WHAT YOU ARE ASKED TO DO = Reproduce the listing word for word, leaving every picture behind.
───── WORKING DATA ─────
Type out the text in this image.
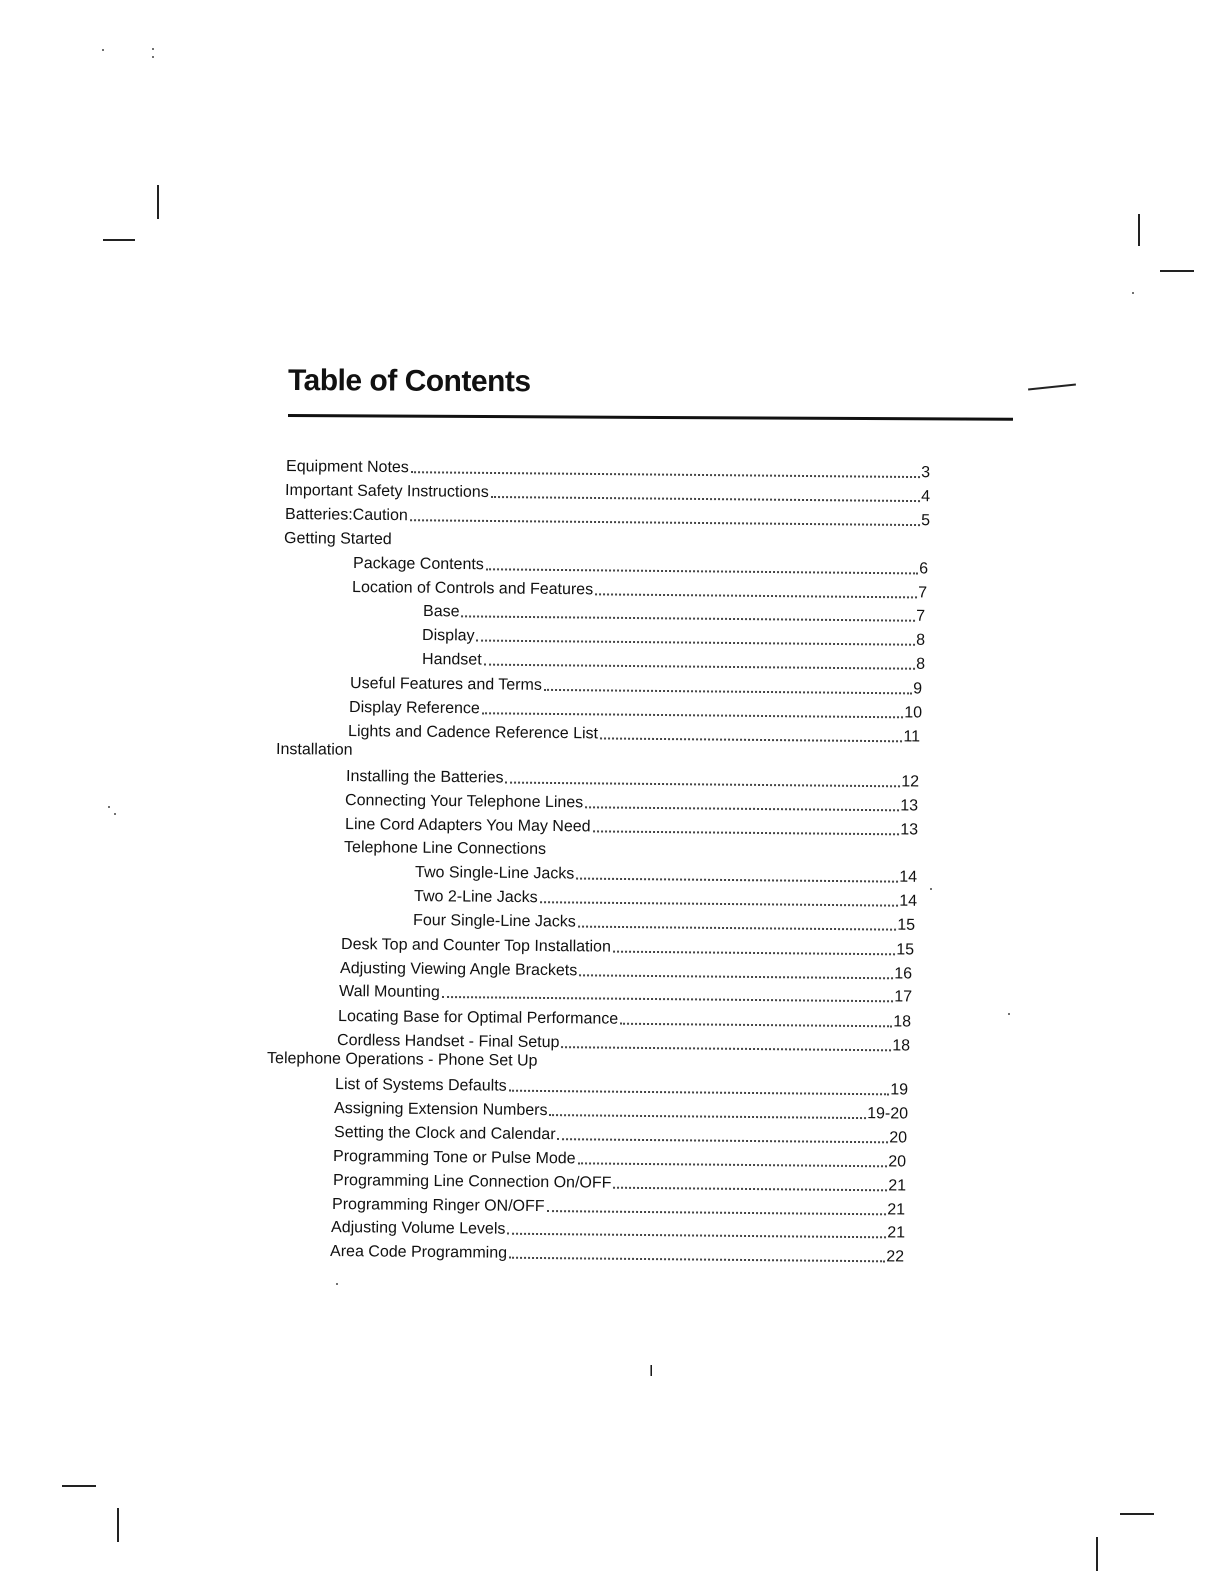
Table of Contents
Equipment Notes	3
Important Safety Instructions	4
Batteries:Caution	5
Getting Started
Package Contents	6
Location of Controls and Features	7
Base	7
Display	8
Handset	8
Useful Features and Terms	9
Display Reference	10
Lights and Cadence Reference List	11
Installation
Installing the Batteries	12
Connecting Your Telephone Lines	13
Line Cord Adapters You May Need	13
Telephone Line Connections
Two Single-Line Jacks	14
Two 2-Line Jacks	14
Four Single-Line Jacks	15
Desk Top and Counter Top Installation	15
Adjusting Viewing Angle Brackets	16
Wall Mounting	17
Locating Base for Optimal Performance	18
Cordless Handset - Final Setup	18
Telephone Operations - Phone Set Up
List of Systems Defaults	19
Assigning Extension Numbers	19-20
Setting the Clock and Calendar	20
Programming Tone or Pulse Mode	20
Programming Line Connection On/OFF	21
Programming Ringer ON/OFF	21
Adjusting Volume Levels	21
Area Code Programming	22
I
─────
SOLUTION FOR THIS PROBLEM =
Type out the text in this image.
Table of Contents
Equipment Notes	3
Important Safety Instructions	4
Batteries:Caution	5
Getting Started
Package Contents	6
Location of Controls and Features	7
Base	7
Display	8
Handset	8
Useful Features and Terms	9
Display Reference	10
Lights and Cadence Reference List	11
Installation
Installing the Batteries	12
Connecting Your Telephone Lines	13
Line Cord Adapters You May Need	13
Telephone Line Connections
Two Single-Line Jacks	14
Two 2-Line Jacks	14
Four Single-Line Jacks	15
Desk Top and Counter Top Installation	15
Adjusting Viewing Angle Brackets	16
Wall Mounting	17
Locating Base for Optimal Performance	18
Cordless Handset - Final Setup	18
Telephone Operations - Phone Set Up
List of Systems Defaults	19
Assigning Extension Numbers	19-20
Setting the Clock and Calendar	20
Programming Tone or Pulse Mode	20
Programming Line Connection On/OFF	21
Programming Ringer ON/OFF	21
Adjusting Volume Levels	21
Area Code Programming	22
I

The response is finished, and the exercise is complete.